- **Aim**
Your answer should be a single number: the count of lines that hold the word "FastStone".

— start Given records —

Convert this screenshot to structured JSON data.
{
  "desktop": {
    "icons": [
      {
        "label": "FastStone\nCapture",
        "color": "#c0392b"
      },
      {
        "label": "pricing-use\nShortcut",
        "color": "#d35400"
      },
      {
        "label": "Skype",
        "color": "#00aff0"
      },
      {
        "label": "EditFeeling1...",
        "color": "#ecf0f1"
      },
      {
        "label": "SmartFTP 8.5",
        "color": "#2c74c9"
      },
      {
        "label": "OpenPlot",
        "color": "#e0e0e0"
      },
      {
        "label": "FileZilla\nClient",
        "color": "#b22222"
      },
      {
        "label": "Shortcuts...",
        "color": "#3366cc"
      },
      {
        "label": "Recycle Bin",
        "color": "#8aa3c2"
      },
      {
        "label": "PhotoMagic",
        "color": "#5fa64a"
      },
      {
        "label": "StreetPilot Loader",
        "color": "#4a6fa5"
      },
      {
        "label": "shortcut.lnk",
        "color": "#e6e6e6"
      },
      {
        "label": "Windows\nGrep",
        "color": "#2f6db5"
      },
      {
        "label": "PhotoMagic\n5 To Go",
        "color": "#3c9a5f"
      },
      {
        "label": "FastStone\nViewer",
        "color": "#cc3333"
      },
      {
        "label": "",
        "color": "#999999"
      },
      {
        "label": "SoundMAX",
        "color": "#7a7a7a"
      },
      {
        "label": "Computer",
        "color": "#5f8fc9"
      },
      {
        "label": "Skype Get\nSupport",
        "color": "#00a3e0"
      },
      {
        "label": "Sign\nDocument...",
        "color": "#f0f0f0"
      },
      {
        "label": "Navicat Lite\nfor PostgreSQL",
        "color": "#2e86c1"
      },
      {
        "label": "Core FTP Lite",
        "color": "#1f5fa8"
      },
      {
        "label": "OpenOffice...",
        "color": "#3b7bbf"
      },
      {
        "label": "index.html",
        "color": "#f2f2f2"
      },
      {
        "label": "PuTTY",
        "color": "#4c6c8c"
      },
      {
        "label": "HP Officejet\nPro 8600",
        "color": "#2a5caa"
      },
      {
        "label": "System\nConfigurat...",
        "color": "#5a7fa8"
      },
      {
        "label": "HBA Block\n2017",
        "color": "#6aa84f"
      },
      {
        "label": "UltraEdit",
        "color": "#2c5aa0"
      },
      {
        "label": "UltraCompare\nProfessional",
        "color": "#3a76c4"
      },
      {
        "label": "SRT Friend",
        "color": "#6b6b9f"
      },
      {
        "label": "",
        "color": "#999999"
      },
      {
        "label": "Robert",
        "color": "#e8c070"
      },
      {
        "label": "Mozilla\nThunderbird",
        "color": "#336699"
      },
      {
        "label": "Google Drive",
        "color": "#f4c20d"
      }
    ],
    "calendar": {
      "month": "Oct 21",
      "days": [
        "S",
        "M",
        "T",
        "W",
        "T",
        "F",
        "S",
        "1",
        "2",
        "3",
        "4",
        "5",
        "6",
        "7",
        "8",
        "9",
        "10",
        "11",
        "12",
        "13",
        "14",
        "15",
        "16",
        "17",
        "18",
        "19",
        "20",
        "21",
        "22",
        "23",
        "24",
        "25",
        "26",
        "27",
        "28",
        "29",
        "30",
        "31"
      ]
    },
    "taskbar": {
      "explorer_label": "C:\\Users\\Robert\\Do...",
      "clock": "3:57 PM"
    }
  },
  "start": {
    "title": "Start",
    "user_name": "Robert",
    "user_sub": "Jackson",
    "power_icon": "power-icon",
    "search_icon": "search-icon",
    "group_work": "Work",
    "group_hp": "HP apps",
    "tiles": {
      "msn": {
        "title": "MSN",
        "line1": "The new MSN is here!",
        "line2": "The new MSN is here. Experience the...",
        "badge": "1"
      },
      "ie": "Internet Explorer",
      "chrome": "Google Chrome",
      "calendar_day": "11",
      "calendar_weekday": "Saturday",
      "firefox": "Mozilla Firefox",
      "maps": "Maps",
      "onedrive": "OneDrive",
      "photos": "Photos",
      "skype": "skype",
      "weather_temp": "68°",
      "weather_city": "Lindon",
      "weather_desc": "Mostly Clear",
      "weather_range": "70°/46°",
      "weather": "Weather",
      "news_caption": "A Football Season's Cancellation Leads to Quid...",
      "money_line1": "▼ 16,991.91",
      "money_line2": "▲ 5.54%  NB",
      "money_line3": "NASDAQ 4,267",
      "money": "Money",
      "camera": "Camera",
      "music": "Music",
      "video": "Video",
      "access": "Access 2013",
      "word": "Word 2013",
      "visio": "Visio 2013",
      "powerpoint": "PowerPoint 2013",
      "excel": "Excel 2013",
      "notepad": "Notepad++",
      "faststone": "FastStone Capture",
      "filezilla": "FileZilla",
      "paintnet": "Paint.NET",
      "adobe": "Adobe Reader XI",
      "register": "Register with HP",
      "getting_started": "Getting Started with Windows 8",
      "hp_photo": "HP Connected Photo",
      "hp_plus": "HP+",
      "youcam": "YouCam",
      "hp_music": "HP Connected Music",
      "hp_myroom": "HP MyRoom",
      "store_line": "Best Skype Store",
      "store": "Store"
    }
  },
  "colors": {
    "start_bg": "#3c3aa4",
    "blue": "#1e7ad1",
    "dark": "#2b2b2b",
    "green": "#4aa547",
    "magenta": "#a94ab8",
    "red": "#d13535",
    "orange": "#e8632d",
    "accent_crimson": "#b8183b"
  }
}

— end Given records —

- **Output**
3